SHORT PROBLEM ▸ List each line of the data that holds the string "محمد", please.

(Dataset records)
## Start
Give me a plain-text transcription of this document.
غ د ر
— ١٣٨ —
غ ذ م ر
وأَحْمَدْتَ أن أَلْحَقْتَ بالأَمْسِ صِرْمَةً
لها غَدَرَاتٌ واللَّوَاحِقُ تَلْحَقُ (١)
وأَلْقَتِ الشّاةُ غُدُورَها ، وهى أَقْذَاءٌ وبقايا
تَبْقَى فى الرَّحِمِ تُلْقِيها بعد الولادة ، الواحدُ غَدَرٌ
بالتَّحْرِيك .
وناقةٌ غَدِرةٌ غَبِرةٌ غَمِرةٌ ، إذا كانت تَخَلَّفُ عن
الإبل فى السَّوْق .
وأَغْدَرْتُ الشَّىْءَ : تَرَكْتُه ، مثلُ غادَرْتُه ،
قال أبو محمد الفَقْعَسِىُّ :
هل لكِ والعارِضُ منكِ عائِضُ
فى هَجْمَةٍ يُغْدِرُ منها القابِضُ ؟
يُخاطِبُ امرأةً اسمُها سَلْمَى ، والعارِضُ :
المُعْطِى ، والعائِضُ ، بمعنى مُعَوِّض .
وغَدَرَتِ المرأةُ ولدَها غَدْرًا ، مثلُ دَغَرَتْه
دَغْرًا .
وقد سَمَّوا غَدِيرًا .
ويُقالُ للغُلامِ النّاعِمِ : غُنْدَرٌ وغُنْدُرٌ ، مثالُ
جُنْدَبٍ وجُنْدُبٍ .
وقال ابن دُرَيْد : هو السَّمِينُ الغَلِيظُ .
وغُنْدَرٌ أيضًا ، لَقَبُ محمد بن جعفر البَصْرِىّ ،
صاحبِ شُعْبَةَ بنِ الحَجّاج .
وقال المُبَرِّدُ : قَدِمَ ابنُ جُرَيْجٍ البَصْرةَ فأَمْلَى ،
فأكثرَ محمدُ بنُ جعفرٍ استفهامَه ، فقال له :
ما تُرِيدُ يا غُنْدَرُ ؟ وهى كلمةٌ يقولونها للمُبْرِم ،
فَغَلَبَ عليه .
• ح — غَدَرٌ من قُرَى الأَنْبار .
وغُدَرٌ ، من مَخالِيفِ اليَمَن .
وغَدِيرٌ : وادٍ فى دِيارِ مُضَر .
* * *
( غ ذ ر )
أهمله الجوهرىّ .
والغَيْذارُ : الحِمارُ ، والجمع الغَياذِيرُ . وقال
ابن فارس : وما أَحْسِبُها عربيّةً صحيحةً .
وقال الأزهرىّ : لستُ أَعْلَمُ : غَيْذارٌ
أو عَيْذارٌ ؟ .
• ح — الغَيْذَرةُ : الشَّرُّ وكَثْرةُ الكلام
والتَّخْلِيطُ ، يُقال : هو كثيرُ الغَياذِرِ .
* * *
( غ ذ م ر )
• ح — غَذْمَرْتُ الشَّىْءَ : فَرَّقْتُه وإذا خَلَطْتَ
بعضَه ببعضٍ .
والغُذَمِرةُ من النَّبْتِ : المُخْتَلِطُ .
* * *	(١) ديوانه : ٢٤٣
## End
SOLUTION TO THIS EXERCISE ▸
قال أبو محمد الفَقْعَسِىُّ :
وغُنْدَرٌ أيضًا ، لَقَبُ محمد بن جعفر البَصْرِىّ ،
فأكثرَ محمدُ بنُ جعفرٍ استفهامَه ، فقال له :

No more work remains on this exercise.